# To be done:
Copy each record exactly as it reads, leaving out any pictures it holds.

Rows from a figure dataset
►
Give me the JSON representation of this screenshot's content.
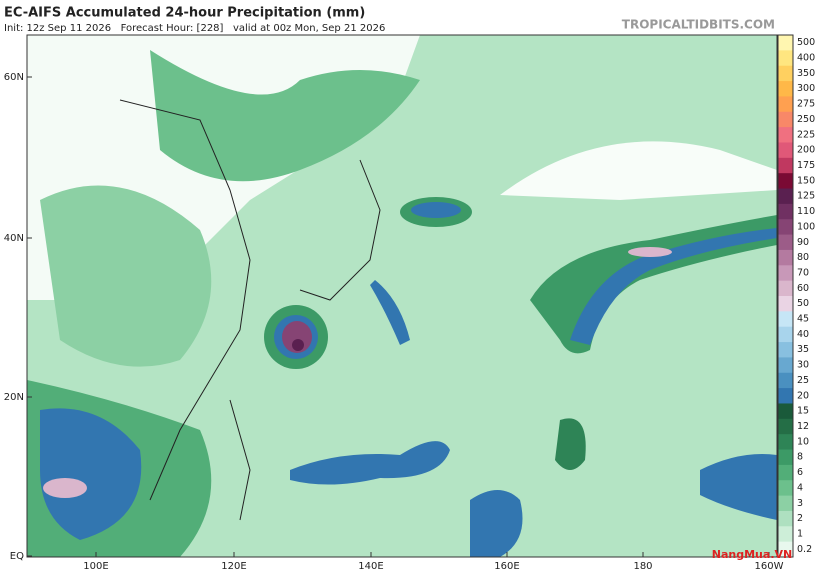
{
  "header": {
    "title": "EC-AIFS Accumulated 24-hour Precipitation (mm)",
    "subtitle": "Init: 12z Sep 11 2026   Forecast Hour: [228]   valid at 00z Mon, Sep 21 2026",
    "brand": "TROPICALTIDBITS.COM"
  },
  "lat_labels": [
    "60N",
    "40N",
    "20N",
    "EQ"
  ],
  "lon_labels": [
    "100E",
    "120E",
    "140E",
    "160E",
    "180",
    "160W"
  ],
  "colorbar": [
    {
      "level": 500,
      "color": "#fff6b0"
    },
    {
      "level": 400,
      "color": "#ffe680"
    },
    {
      "level": 350,
      "color": "#ffd060"
    },
    {
      "level": 300,
      "color": "#ffb848"
    },
    {
      "level": 275,
      "color": "#ffa050"
    },
    {
      "level": 250,
      "color": "#f88868"
    },
    {
      "level": 225,
      "color": "#f07080"
    },
    {
      "level": 200,
      "color": "#e05878"
    },
    {
      "level": 175,
      "color": "#c03860"
    },
    {
      "level": 150,
      "color": "#7a0a34"
    },
    {
      "level": 125,
      "color": "#5a2050"
    },
    {
      "level": 110,
      "color": "#703062"
    },
    {
      "level": 100,
      "color": "#864474"
    },
    {
      "level": 90,
      "color": "#9c5c88"
    },
    {
      "level": 80,
      "color": "#b47aa0"
    },
    {
      "level": 70,
      "color": "#c898b8"
    },
    {
      "level": 60,
      "color": "#dab6cc"
    },
    {
      "level": 50,
      "color": "#ead4e4"
    },
    {
      "level": 45,
      "color": "#c6e6f6"
    },
    {
      "level": 40,
      "color": "#a8d4ec"
    },
    {
      "level": 35,
      "color": "#88c0e0"
    },
    {
      "level": 30,
      "color": "#68a8d0"
    },
    {
      "level": 25,
      "color": "#4a90c0"
    },
    {
      "level": 20,
      "color": "#3276b0"
    },
    {
      "level": 15,
      "color": "#1a5a3a"
    },
    {
      "level": 12,
      "color": "#246e46"
    },
    {
      "level": 10,
      "color": "#2e8456"
    },
    {
      "level": 8,
      "color": "#3c9a66"
    },
    {
      "level": 6,
      "color": "#52ae78"
    },
    {
      "level": 4,
      "color": "#6cc08c"
    },
    {
      "level": 3,
      "color": "#8cd0a4"
    },
    {
      "level": 2,
      "color": "#aee0c0"
    },
    {
      "level": 1,
      "color": "#cdeed8"
    },
    {
      "level": 0.2,
      "color": "#e8f8ee"
    }
  ],
  "watermark": "NangMua.VN"
}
◄
# Solution below:
Give me the JSON representation of this screenshot's content.
{
  "header": {
    "title": "EC-AIFS Accumulated 24-hour Precipitation (mm)",
    "subtitle": "Init: 12z Sep 11 2026   Forecast Hour: [228]   valid at 00z Mon, Sep 21 2026",
    "brand": "TROPICALTIDBITS.COM"
  },
  "lat_labels": [
    "60N",
    "40N",
    "20N",
    "EQ"
  ],
  "lon_labels": [
    "100E",
    "120E",
    "140E",
    "160E",
    "180",
    "160W"
  ],
  "colorbar": [
    {
      "level": 500,
      "color": "#fff6b0"
    },
    {
      "level": 400,
      "color": "#ffe680"
    },
    {
      "level": 350,
      "color": "#ffd060"
    },
    {
      "level": 300,
      "color": "#ffb848"
    },
    {
      "level": 275,
      "color": "#ffa050"
    },
    {
      "level": 250,
      "color": "#f88868"
    },
    {
      "level": 225,
      "color": "#f07080"
    },
    {
      "level": 200,
      "color": "#e05878"
    },
    {
      "level": 175,
      "color": "#c03860"
    },
    {
      "level": 150,
      "color": "#7a0a34"
    },
    {
      "level": 125,
      "color": "#5a2050"
    },
    {
      "level": 110,
      "color": "#703062"
    },
    {
      "level": 100,
      "color": "#864474"
    },
    {
      "level": 90,
      "color": "#9c5c88"
    },
    {
      "level": 80,
      "color": "#b47aa0"
    },
    {
      "level": 70,
      "color": "#c898b8"
    },
    {
      "level": 60,
      "color": "#dab6cc"
    },
    {
      "level": 50,
      "color": "#ead4e4"
    },
    {
      "level": 45,
      "color": "#c6e6f6"
    },
    {
      "level": 40,
      "color": "#a8d4ec"
    },
    {
      "level": 35,
      "color": "#88c0e0"
    },
    {
      "level": 30,
      "color": "#68a8d0"
    },
    {
      "level": 25,
      "color": "#4a90c0"
    },
    {
      "level": 20,
      "color": "#3276b0"
    },
    {
      "level": 15,
      "color": "#1a5a3a"
    },
    {
      "level": 12,
      "color": "#246e46"
    },
    {
      "level": 10,
      "color": "#2e8456"
    },
    {
      "level": 8,
      "color": "#3c9a66"
    },
    {
      "level": 6,
      "color": "#52ae78"
    },
    {
      "level": 4,
      "color": "#6cc08c"
    },
    {
      "level": 3,
      "color": "#8cd0a4"
    },
    {
      "level": 2,
      "color": "#aee0c0"
    },
    {
      "level": 1,
      "color": "#cdeed8"
    },
    {
      "level": 0.2,
      "color": "#e8f8ee"
    }
  ],
  "watermark": "NangMua.VN"
}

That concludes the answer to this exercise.